- **Exercise prompt**
Copy out each line that mentions the word "الناس".
────────────────────
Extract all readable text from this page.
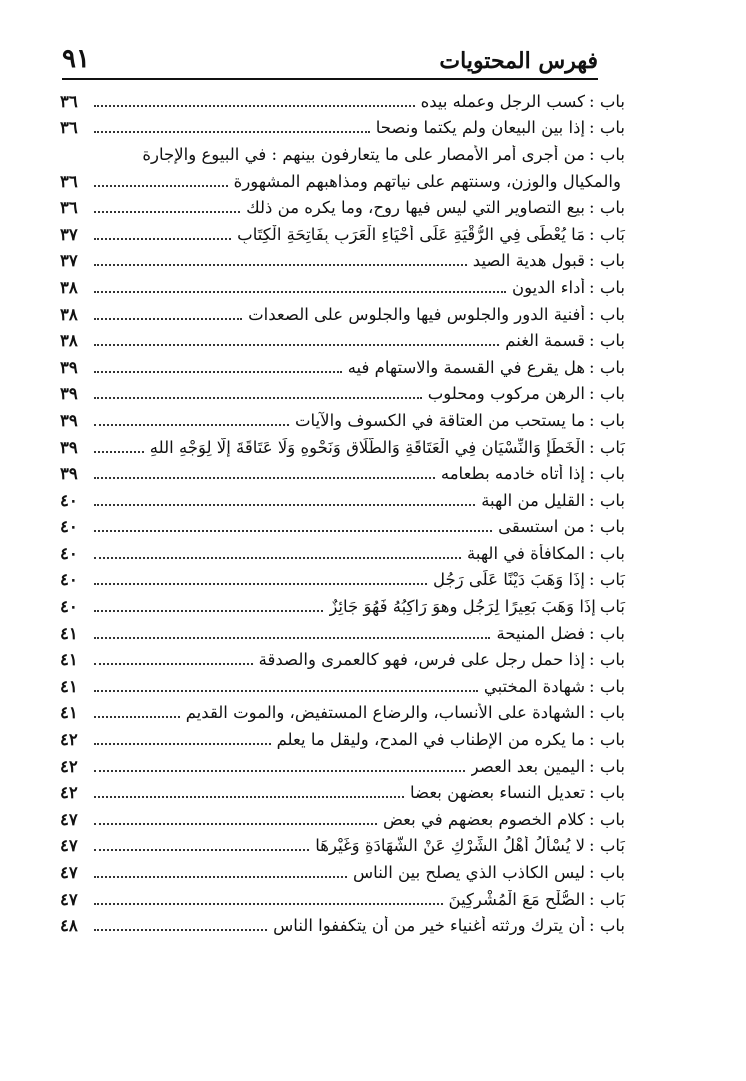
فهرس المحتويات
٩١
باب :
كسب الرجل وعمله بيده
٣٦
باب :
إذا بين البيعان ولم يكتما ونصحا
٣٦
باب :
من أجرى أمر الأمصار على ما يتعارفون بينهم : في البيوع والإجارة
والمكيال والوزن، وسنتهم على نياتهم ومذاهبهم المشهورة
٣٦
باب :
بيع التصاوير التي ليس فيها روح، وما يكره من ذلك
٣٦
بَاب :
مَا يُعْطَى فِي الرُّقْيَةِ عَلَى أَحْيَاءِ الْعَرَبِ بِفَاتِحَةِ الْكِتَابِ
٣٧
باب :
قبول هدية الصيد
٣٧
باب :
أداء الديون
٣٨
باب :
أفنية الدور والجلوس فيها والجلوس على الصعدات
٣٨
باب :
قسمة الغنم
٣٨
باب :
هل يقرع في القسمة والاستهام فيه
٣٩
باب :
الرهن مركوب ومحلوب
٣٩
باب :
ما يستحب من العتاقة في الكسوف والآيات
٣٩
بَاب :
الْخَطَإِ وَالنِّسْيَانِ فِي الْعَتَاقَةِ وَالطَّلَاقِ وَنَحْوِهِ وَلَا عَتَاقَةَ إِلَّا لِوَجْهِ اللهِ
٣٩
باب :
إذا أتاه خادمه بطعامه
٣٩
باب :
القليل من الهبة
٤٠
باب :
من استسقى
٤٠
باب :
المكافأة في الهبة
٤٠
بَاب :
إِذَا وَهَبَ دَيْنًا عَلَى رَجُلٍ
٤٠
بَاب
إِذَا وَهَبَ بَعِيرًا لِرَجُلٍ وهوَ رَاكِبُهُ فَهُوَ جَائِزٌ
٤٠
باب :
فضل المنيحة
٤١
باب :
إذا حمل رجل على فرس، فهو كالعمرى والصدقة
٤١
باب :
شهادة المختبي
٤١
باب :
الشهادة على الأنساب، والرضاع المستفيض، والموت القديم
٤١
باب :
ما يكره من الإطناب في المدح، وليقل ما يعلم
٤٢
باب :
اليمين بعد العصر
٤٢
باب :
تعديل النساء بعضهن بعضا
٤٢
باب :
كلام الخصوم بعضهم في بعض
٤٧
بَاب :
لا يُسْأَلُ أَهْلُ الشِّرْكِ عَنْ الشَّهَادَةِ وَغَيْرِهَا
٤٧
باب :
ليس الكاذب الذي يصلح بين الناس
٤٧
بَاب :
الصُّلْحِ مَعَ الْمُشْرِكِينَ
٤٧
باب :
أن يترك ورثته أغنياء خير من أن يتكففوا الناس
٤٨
────────────────────
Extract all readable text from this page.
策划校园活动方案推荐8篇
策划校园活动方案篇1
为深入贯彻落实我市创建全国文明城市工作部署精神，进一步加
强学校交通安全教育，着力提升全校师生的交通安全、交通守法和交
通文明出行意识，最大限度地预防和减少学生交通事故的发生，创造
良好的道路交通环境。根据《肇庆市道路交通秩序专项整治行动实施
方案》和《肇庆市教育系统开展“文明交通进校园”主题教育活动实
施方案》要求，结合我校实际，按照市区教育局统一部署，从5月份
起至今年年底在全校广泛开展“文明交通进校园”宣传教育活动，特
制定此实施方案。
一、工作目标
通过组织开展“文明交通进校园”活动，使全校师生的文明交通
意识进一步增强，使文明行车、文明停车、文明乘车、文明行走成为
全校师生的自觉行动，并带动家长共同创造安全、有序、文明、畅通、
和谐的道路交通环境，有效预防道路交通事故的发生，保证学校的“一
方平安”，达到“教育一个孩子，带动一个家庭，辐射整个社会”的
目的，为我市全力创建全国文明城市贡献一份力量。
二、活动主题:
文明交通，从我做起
────────────────────
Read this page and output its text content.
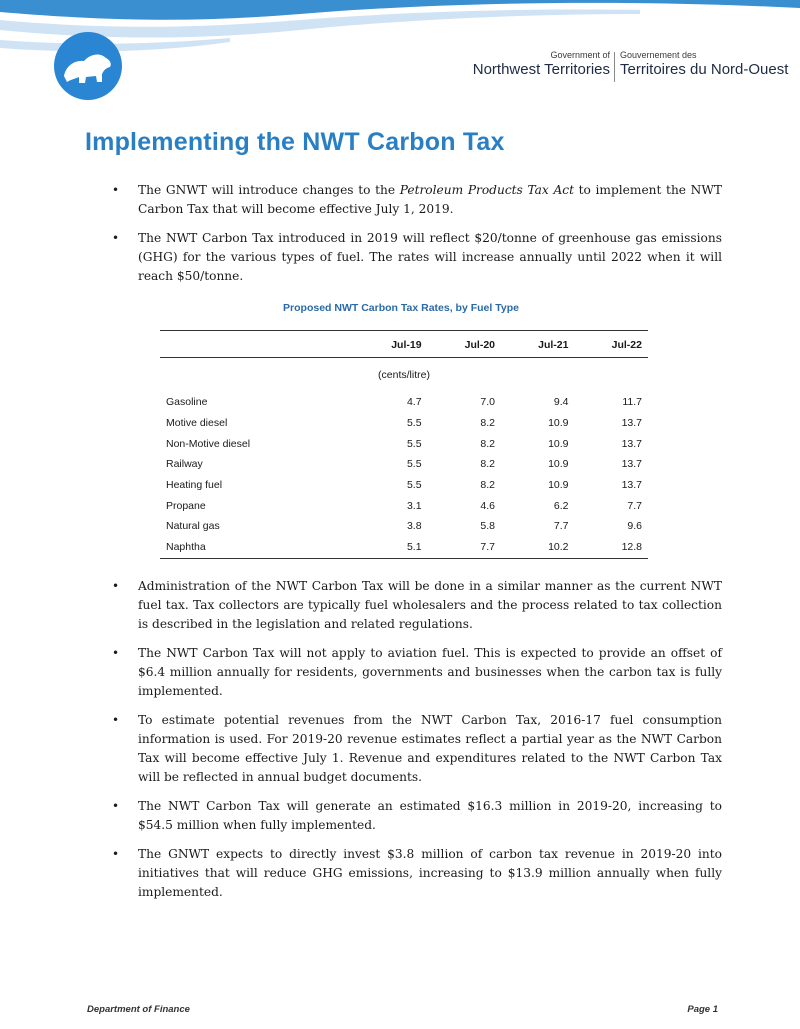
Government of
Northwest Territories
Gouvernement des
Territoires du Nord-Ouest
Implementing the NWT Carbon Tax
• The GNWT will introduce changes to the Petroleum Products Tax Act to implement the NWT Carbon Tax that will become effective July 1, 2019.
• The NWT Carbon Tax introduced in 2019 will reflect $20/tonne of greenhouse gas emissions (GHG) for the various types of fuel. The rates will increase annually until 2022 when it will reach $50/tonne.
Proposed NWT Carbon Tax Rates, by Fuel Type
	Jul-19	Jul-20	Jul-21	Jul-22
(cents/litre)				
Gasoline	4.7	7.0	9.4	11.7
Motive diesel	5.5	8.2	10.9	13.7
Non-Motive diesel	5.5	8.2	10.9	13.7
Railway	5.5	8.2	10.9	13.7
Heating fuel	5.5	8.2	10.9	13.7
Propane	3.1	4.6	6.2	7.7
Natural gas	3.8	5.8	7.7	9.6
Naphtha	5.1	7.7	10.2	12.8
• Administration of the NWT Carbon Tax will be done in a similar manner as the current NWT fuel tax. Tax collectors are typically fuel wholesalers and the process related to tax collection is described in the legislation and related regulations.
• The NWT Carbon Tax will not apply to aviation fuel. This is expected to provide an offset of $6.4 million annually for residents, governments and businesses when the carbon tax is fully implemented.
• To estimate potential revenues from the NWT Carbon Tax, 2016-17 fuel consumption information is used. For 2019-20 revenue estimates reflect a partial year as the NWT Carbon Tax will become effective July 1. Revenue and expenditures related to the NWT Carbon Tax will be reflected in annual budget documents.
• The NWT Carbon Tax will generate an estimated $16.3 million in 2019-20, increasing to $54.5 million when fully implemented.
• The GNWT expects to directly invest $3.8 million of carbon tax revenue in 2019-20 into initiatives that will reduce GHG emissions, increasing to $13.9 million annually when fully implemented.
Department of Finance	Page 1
────────────────────
- **Final answer**
ليس الكاذب الذي يصلح بين الناس
أن يترك ورثته أغنياء خير من أن يتكففوا الناس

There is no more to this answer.